— START DATA —

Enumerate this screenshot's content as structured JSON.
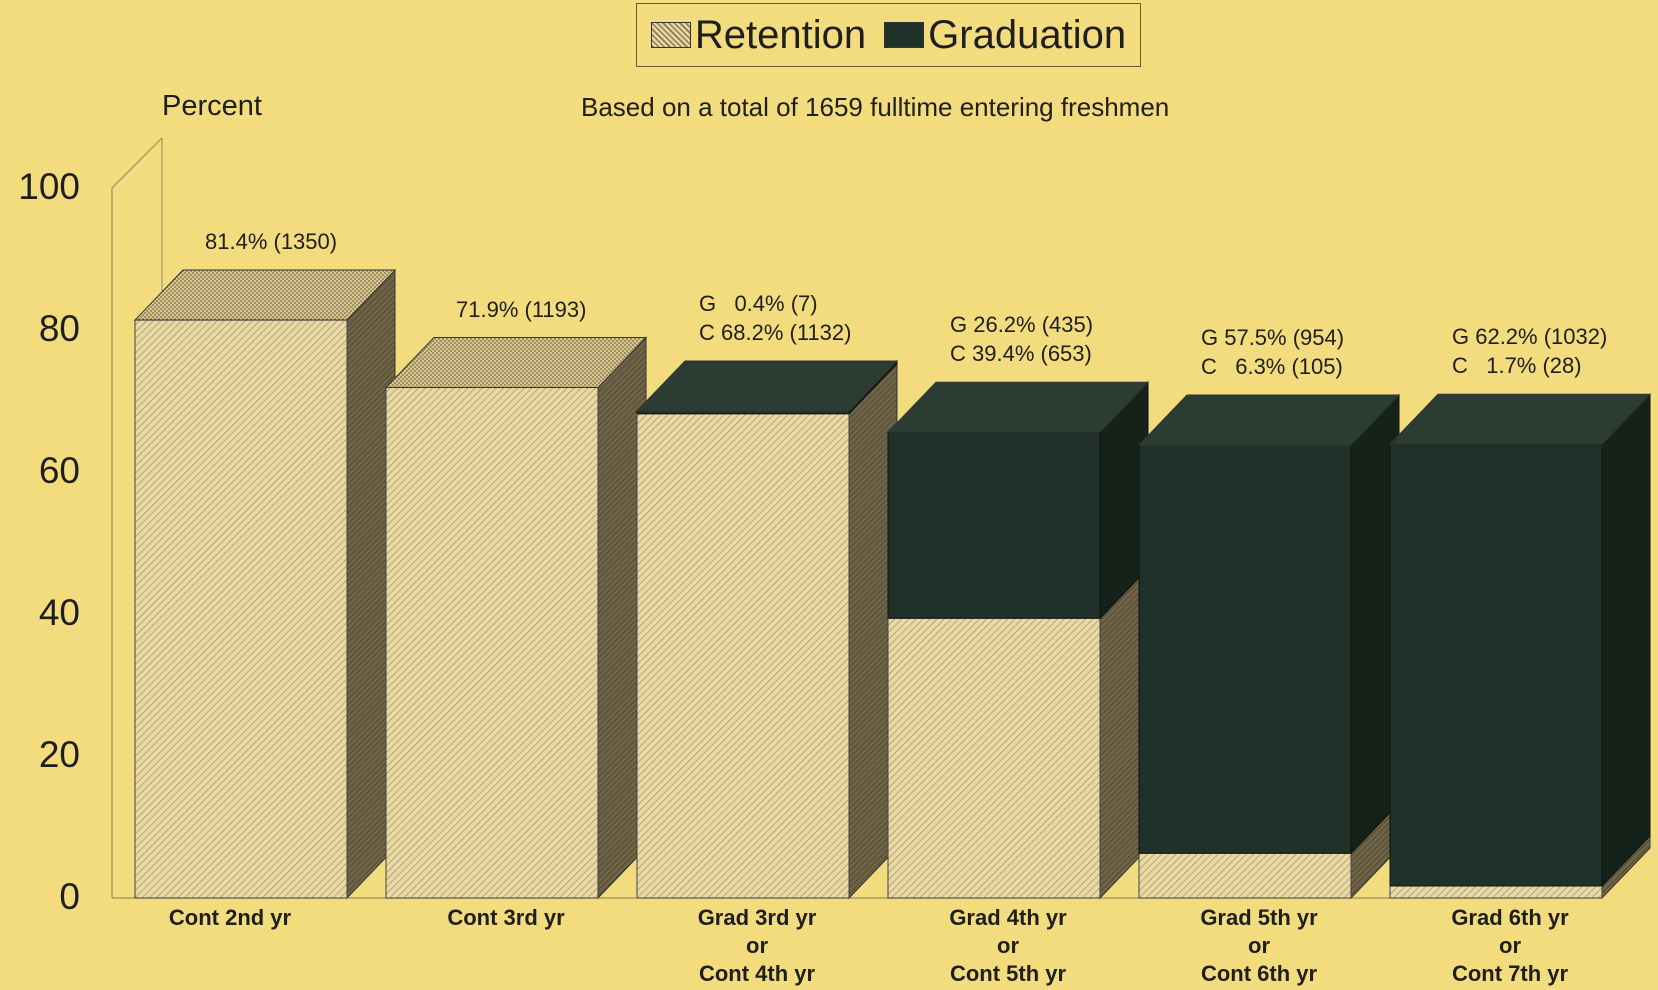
{
  "legend": {
    "retention": "Retention",
    "graduation": "Graduation"
  },
  "ylabel": "Percent",
  "subtitle": "Based on a total of 1659 fulltime entering freshmen",
  "colors": {
    "background": "#f2dc7e",
    "retention": "#e6d59c",
    "graduation": "#1f3128"
  },
  "chart_data": {
    "type": "bar",
    "stacked": true,
    "title": "",
    "subtitle": "Based on a total of 1659 fulltime entering freshmen",
    "ylabel": "Percent",
    "xlabel": "",
    "ylim": [
      0,
      100
    ],
    "yticks": [
      "0",
      "20",
      "40",
      "60",
      "80",
      "100"
    ],
    "categories": [
      "Cont 2nd yr",
      "Cont 3rd yr",
      "Grad 3rd yr or Cont 4th yr",
      "Grad 4th yr or Cont 5th yr",
      "Grad 5th yr or Cont 6th yr",
      "Grad 6th yr or Cont 7th yr"
    ],
    "category_lines": [
      [
        "Cont 2nd yr"
      ],
      [
        "Cont 3rd yr"
      ],
      [
        "Grad 3rd yr",
        "or",
        "Cont 4th yr"
      ],
      [
        "Grad 4th yr",
        "or",
        "Cont 5th yr"
      ],
      [
        "Grad 5th yr",
        "or",
        "Cont 6th yr"
      ],
      [
        "Grad 6th yr",
        "or",
        "Cont 7th yr"
      ]
    ],
    "series": [
      {
        "name": "Retention",
        "values": [
          81.4,
          71.9,
          68.2,
          39.4,
          6.3,
          1.7
        ]
      },
      {
        "name": "Graduation",
        "values": [
          0,
          0,
          0.4,
          26.2,
          57.5,
          62.2
        ]
      }
    ],
    "data_labels": [
      [
        "81.4% (1350)"
      ],
      [
        "71.9% (1193)"
      ],
      [
        "G   0.4% (7)",
        "C 68.2% (1132)"
      ],
      [
        "G 26.2% (435)",
        "C 39.4% (653)"
      ],
      [
        "G 57.5% (954)",
        "C   6.3% (105)"
      ],
      [
        "G 62.2% (1032)",
        "C   1.7% (28)"
      ]
    ],
    "grid": false,
    "legend_position": "top-center"
  }
}
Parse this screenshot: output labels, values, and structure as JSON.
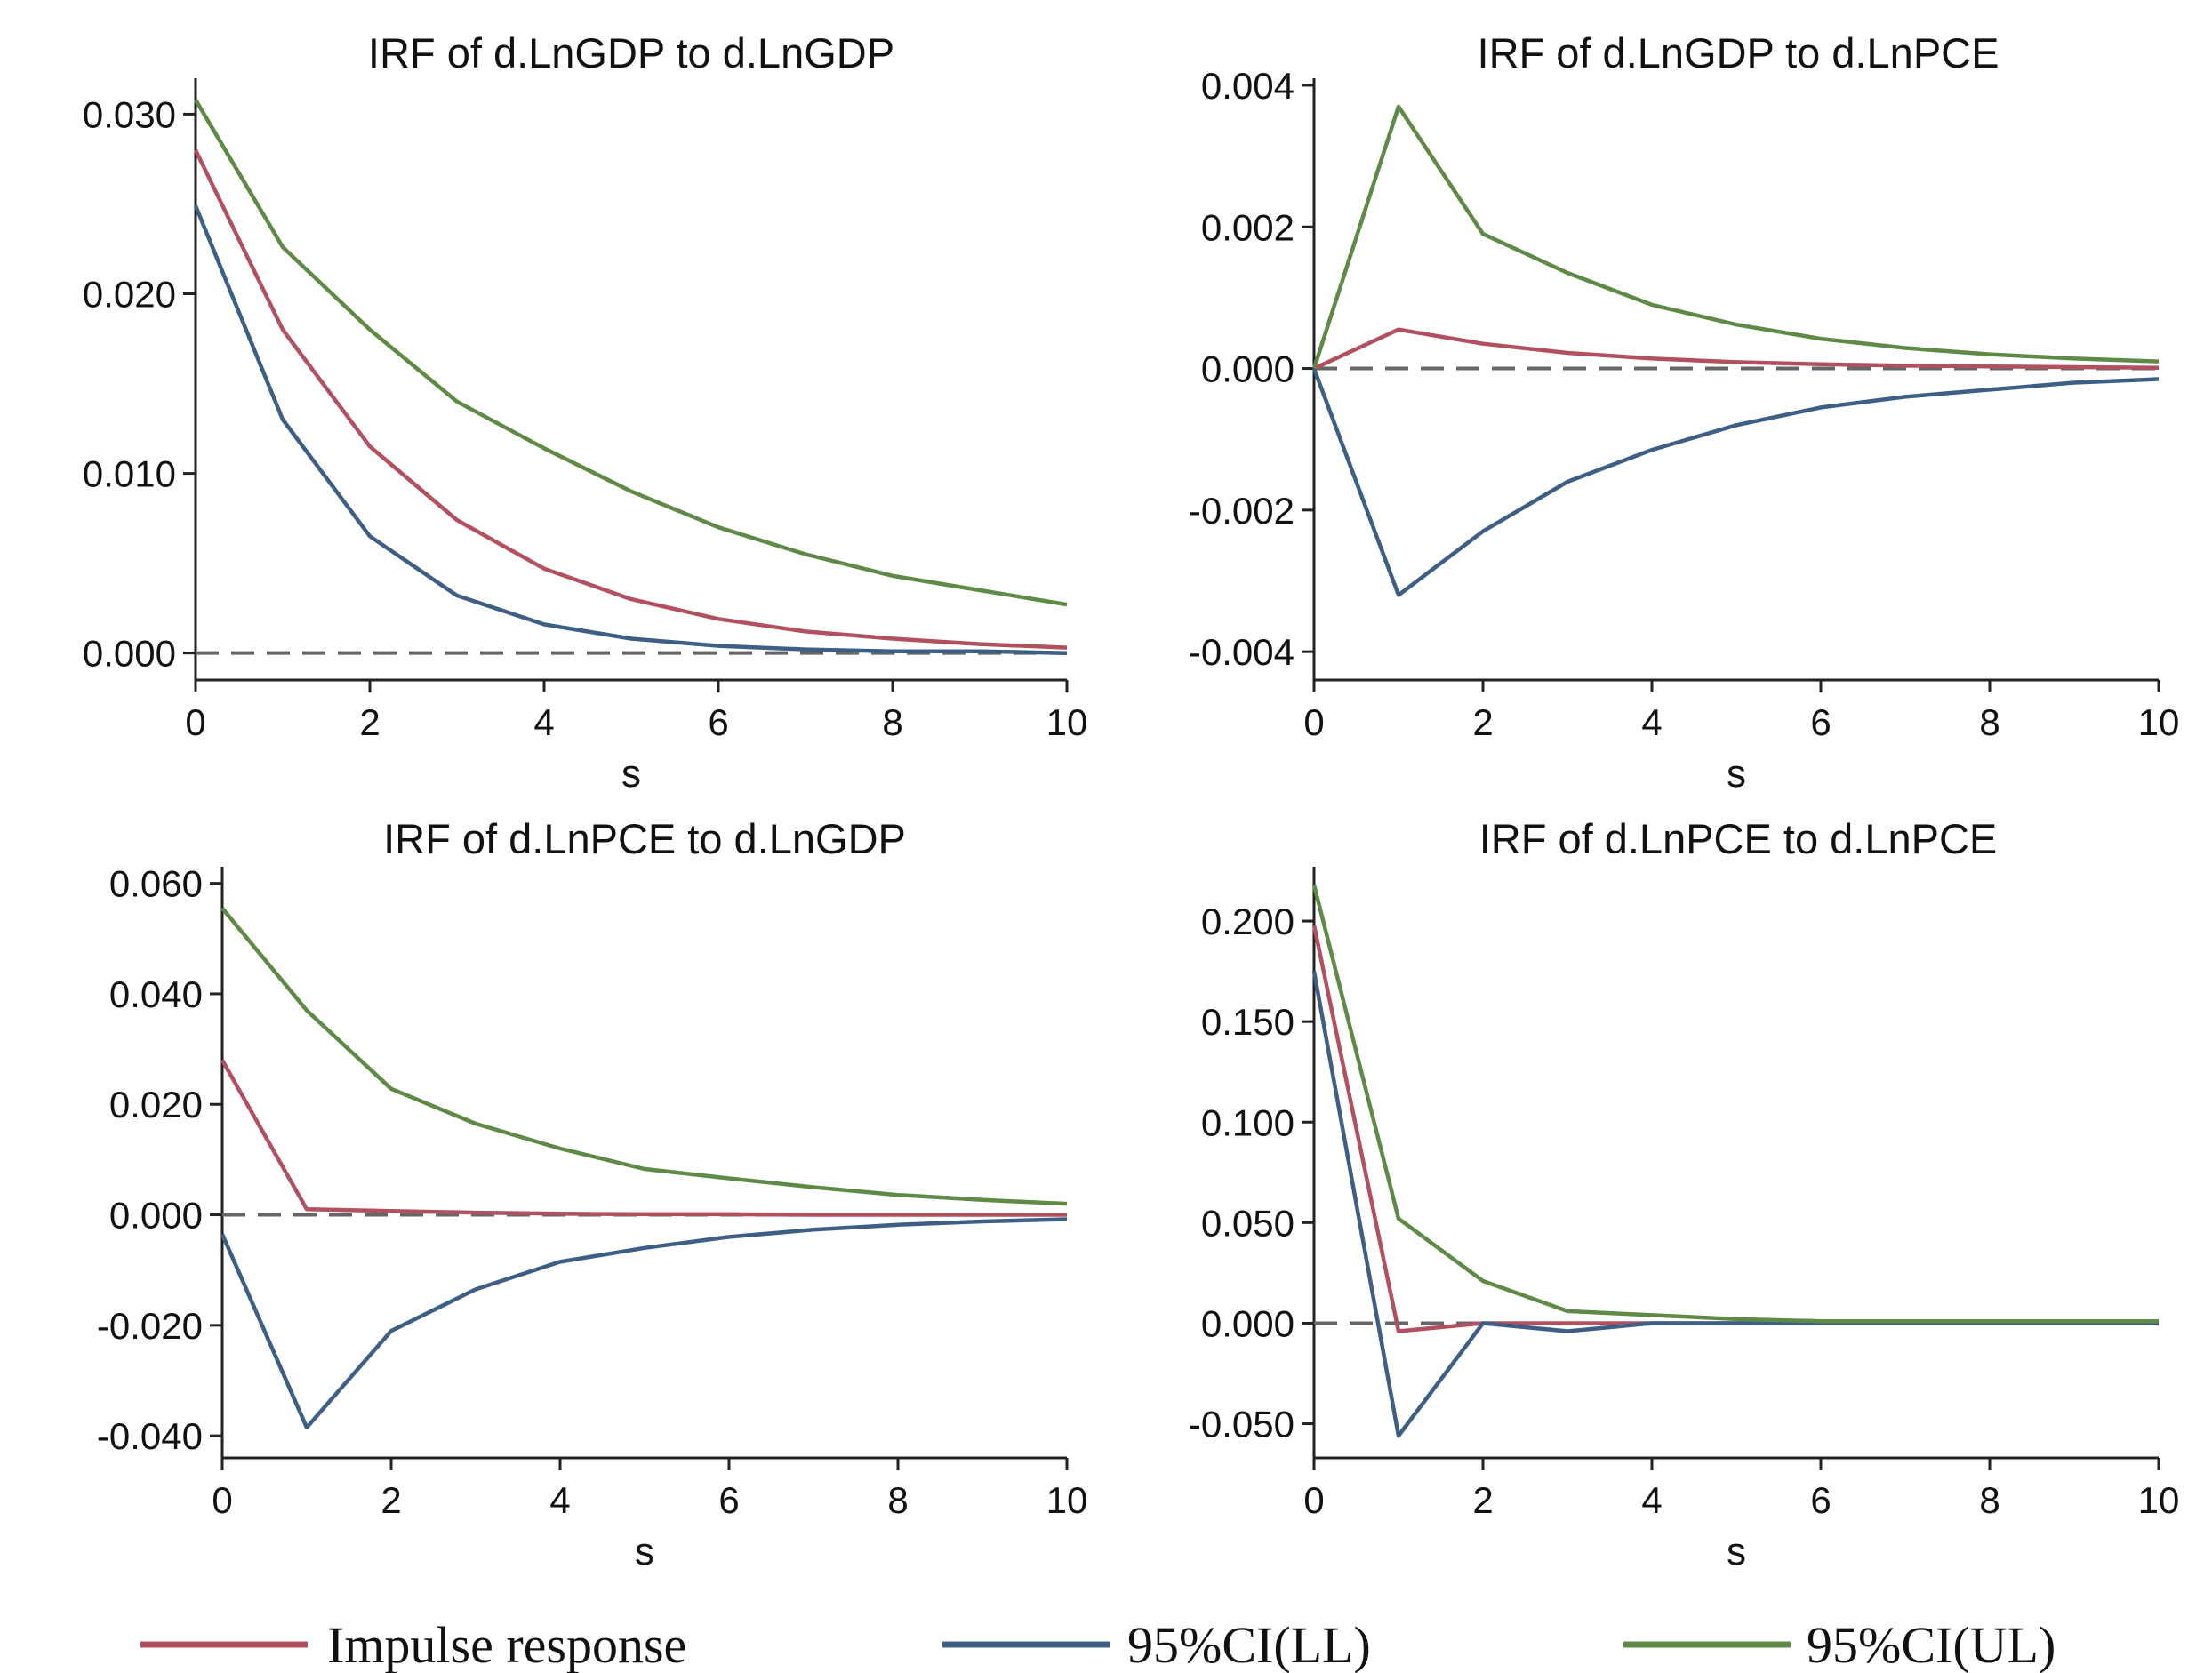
{
  "colors": {
    "impulse": "#b25060",
    "ll": "#3d5f86",
    "ul": "#5f8a45"
  },
  "legend": [
    {
      "key": "impulse",
      "label": "Impulse response"
    },
    {
      "key": "ll",
      "label": "95%CI(LL)"
    },
    {
      "key": "ul",
      "label": "95%CI(UL)"
    }
  ],
  "chart_data": [
    {
      "type": "line",
      "title": "IRF of d.LnGDP to d.LnGDP",
      "xlabel": "s",
      "ylabel": "",
      "xlim": [
        0,
        10
      ],
      "ylim": [
        -0.0015,
        0.032
      ],
      "xticks": [
        0,
        2,
        4,
        6,
        8,
        10
      ],
      "yticks": [
        0.0,
        0.01,
        0.02,
        0.03
      ],
      "ytick_labels": [
        "0.000",
        "0.010",
        "0.020",
        "0.030"
      ],
      "x": [
        0,
        1,
        2,
        3,
        4,
        5,
        6,
        7,
        8,
        9,
        10
      ],
      "series": [
        {
          "name": "Impulse response",
          "key": "impulse",
          "values": [
            0.028,
            0.018,
            0.0115,
            0.0074,
            0.0047,
            0.003,
            0.0019,
            0.0012,
            0.0008,
            0.0005,
            0.0003
          ]
        },
        {
          "name": "95%CI(LL)",
          "key": "ll",
          "values": [
            0.0249,
            0.013,
            0.0065,
            0.0032,
            0.0016,
            0.0008,
            0.0004,
            0.0002,
            0.0001,
            0.0001,
            0.0
          ]
        },
        {
          "name": "95%CI(UL)",
          "key": "ul",
          "values": [
            0.0308,
            0.0226,
            0.018,
            0.014,
            0.0114,
            0.009,
            0.007,
            0.0055,
            0.0043,
            0.0035,
            0.0027
          ]
        }
      ]
    },
    {
      "type": "line",
      "title": "IRF of d.LnGDP to d.LnPCE",
      "xlabel": "s",
      "ylabel": "",
      "xlim": [
        0,
        10
      ],
      "ylim": [
        -0.0044,
        0.0041
      ],
      "xticks": [
        0,
        2,
        4,
        6,
        8,
        10
      ],
      "yticks": [
        -0.004,
        -0.002,
        0.0,
        0.002,
        0.004
      ],
      "ytick_labels": [
        "-0.004",
        "-0.002",
        "0.000",
        "0.002",
        "0.004"
      ],
      "x": [
        0,
        1,
        2,
        3,
        4,
        5,
        6,
        7,
        8,
        9,
        10
      ],
      "series": [
        {
          "name": "Impulse response",
          "key": "impulse",
          "values": [
            0.0,
            0.00055,
            0.00035,
            0.00022,
            0.00014,
            9e-05,
            6e-05,
            4e-05,
            3e-05,
            2e-05,
            1e-05
          ]
        },
        {
          "name": "95%CI(LL)",
          "key": "ll",
          "values": [
            0.0,
            -0.0032,
            -0.0023,
            -0.0016,
            -0.00115,
            -0.0008,
            -0.00055,
            -0.0004,
            -0.0003,
            -0.0002,
            -0.00015
          ]
        },
        {
          "name": "95%CI(UL)",
          "key": "ul",
          "values": [
            0.0,
            0.0037,
            0.0019,
            0.00135,
            0.0009,
            0.00062,
            0.00042,
            0.00029,
            0.0002,
            0.00014,
            0.0001
          ]
        }
      ]
    },
    {
      "type": "line",
      "title": "IRF of d.LnPCE to d.LnGDP",
      "xlabel": "s",
      "ylabel": "",
      "xlim": [
        0,
        10
      ],
      "ylim": [
        -0.044,
        0.063
      ],
      "xticks": [
        0,
        2,
        4,
        6,
        8,
        10
      ],
      "yticks": [
        -0.04,
        -0.02,
        0.0,
        0.02,
        0.04,
        0.06
      ],
      "ytick_labels": [
        "-0.040",
        "-0.020",
        "0.000",
        "0.020",
        "0.040",
        "0.060"
      ],
      "x": [
        0,
        1,
        2,
        3,
        4,
        5,
        6,
        7,
        8,
        9,
        10
      ],
      "series": [
        {
          "name": "Impulse response",
          "key": "impulse",
          "values": [
            0.028,
            0.001,
            0.0007,
            0.0004,
            0.0002,
            0.0001,
            0.0001,
            0.0,
            0.0,
            0.0,
            0.0
          ]
        },
        {
          "name": "95%CI(LL)",
          "key": "ll",
          "values": [
            -0.0035,
            -0.0385,
            -0.021,
            -0.0135,
            -0.0085,
            -0.006,
            -0.004,
            -0.0027,
            -0.0018,
            -0.0012,
            -0.0008
          ]
        },
        {
          "name": "95%CI(UL)",
          "key": "ul",
          "values": [
            0.0555,
            0.037,
            0.0228,
            0.0165,
            0.012,
            0.0083,
            0.0066,
            0.005,
            0.0036,
            0.0027,
            0.002
          ]
        }
      ]
    },
    {
      "type": "line",
      "title": "IRF of d.LnPCE to d.LnPCE",
      "xlabel": "s",
      "ylabel": "",
      "xlim": [
        0,
        10
      ],
      "ylim": [
        -0.067,
        0.227
      ],
      "xticks": [
        0,
        2,
        4,
        6,
        8,
        10
      ],
      "yticks": [
        -0.05,
        0.0,
        0.05,
        0.1,
        0.15,
        0.2
      ],
      "ytick_labels": [
        "-0.050",
        "0.000",
        "0.050",
        "0.100",
        "0.150",
        "0.200"
      ],
      "x": [
        0,
        1,
        2,
        3,
        4,
        5,
        6,
        7,
        8,
        9,
        10
      ],
      "series": [
        {
          "name": "Impulse response",
          "key": "impulse",
          "values": [
            0.198,
            -0.004,
            0.0,
            0.0,
            0.0,
            0.0,
            0.0,
            0.0,
            0.0,
            0.0,
            0.0
          ]
        },
        {
          "name": "95%CI(LL)",
          "key": "ll",
          "values": [
            0.175,
            -0.056,
            0.0,
            -0.004,
            0.0,
            0.0,
            0.0,
            0.0,
            0.0,
            0.0,
            0.0
          ]
        },
        {
          "name": "95%CI(UL)",
          "key": "ul",
          "values": [
            0.218,
            0.052,
            0.021,
            0.006,
            0.004,
            0.002,
            0.001,
            0.001,
            0.001,
            0.001,
            0.001
          ]
        }
      ]
    }
  ]
}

— END DATA —

WORK TO BE COMPLETED:
Whichever lines contain the string "LnPCE", select and copy them.

RESULT OF THIS TASK:
      "title": "IRF of d.LnGDP to d.LnPCE",
      "title": "IRF of d.LnPCE to d.LnGDP",
      "title": "IRF of d.LnPCE to d.LnPCE",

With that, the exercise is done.